PROBLEM DETAILS – Comb through the entries for "王子理论认为" and pull out each line that holds it.
═══ EXTRACTED DATA ═══
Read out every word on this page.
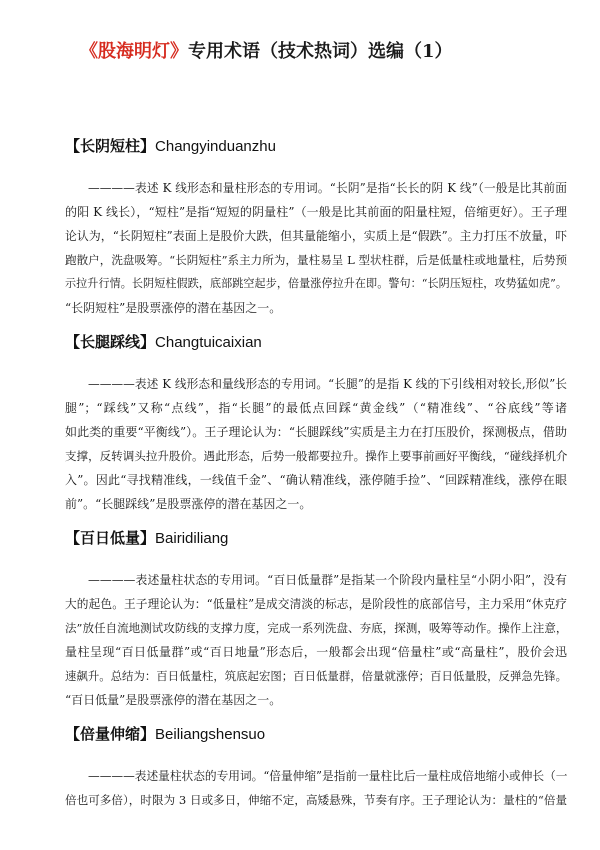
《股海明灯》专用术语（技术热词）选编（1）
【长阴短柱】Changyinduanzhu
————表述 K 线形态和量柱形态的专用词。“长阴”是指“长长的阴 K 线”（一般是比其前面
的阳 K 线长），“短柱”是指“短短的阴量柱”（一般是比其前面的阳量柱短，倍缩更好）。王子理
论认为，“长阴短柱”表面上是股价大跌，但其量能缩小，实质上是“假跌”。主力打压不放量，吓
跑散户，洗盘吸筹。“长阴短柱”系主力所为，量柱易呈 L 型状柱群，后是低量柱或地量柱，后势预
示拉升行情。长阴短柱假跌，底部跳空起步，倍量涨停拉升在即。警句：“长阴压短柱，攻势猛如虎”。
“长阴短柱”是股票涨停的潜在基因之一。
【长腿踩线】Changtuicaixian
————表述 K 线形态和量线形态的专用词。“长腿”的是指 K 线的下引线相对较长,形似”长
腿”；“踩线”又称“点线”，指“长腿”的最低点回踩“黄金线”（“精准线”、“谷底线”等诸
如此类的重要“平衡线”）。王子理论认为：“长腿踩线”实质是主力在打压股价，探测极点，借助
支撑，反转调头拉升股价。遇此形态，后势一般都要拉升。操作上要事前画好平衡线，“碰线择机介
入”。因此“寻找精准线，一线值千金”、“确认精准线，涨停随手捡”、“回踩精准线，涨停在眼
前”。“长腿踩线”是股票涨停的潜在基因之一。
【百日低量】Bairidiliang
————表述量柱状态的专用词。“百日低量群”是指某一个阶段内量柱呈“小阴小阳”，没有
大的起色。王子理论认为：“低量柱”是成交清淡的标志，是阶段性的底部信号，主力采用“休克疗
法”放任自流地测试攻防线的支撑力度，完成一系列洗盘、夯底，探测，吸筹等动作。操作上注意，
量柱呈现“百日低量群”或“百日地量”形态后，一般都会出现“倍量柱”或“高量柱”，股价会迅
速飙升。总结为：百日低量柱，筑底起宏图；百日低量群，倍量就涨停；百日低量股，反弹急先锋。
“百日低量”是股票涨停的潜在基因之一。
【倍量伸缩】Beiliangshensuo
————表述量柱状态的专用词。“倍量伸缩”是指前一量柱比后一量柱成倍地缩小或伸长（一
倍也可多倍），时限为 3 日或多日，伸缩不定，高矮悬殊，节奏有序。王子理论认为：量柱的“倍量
═══
RESPONSE TO THE TASK –
如此类的重要“平衡线”）。王子理论认为：“长腿踩线”实质是主力在打压股价，探测极点，借助
大的起色。王子理论认为：“低量柱”是成交清淡的标志，是阶段性的底部信号，主力采用“休克疗
倍也可多倍），时限为 3 日或多日，伸缩不定，高矮悬殊，节奏有序。王子理论认为：量柱的“倍量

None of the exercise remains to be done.